◆ **GIVEN ENTRIES**:

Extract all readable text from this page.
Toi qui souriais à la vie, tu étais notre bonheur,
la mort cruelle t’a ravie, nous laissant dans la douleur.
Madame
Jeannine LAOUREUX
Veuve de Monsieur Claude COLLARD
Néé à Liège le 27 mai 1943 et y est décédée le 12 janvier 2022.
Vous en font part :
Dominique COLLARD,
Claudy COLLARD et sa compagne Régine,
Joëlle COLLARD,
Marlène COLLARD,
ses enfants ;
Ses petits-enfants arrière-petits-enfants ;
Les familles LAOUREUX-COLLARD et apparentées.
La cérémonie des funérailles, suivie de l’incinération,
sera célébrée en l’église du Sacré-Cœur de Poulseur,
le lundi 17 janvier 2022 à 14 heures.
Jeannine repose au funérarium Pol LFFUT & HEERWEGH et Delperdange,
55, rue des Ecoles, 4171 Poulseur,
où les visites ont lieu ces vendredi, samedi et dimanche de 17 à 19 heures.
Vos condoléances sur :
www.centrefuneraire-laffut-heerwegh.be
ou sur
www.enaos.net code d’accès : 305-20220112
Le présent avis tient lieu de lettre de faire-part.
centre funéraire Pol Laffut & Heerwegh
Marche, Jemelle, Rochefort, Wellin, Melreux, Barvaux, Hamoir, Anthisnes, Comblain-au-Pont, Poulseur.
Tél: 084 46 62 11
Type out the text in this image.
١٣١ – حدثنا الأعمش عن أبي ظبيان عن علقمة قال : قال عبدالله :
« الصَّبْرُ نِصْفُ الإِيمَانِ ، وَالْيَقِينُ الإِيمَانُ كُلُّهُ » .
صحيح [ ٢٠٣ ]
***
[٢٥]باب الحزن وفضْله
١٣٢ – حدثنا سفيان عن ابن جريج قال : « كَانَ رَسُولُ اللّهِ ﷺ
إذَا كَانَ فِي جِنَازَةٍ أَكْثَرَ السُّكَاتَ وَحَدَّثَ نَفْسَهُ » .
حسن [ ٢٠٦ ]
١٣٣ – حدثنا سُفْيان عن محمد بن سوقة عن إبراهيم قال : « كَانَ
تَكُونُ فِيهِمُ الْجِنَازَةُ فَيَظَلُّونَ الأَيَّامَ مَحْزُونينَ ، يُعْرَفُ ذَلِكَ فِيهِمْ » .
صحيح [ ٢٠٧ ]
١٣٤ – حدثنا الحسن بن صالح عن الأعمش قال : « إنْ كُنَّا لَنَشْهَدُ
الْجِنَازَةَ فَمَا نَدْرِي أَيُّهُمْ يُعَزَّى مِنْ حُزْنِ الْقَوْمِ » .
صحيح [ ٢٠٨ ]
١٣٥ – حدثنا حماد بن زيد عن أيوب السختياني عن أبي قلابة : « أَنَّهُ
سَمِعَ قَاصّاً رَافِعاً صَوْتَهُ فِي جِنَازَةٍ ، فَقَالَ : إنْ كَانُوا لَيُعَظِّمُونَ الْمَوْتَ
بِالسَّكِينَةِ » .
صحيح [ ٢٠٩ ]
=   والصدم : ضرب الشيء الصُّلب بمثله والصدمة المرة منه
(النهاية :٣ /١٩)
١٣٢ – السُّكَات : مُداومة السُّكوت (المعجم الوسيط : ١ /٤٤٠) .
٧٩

◆ **REQUIRED TASK**:
Copy out each line that contains the word "text".

◆ **WRITTEN REPLY**:
Extract all readable text from this page.
Type out the text in this image.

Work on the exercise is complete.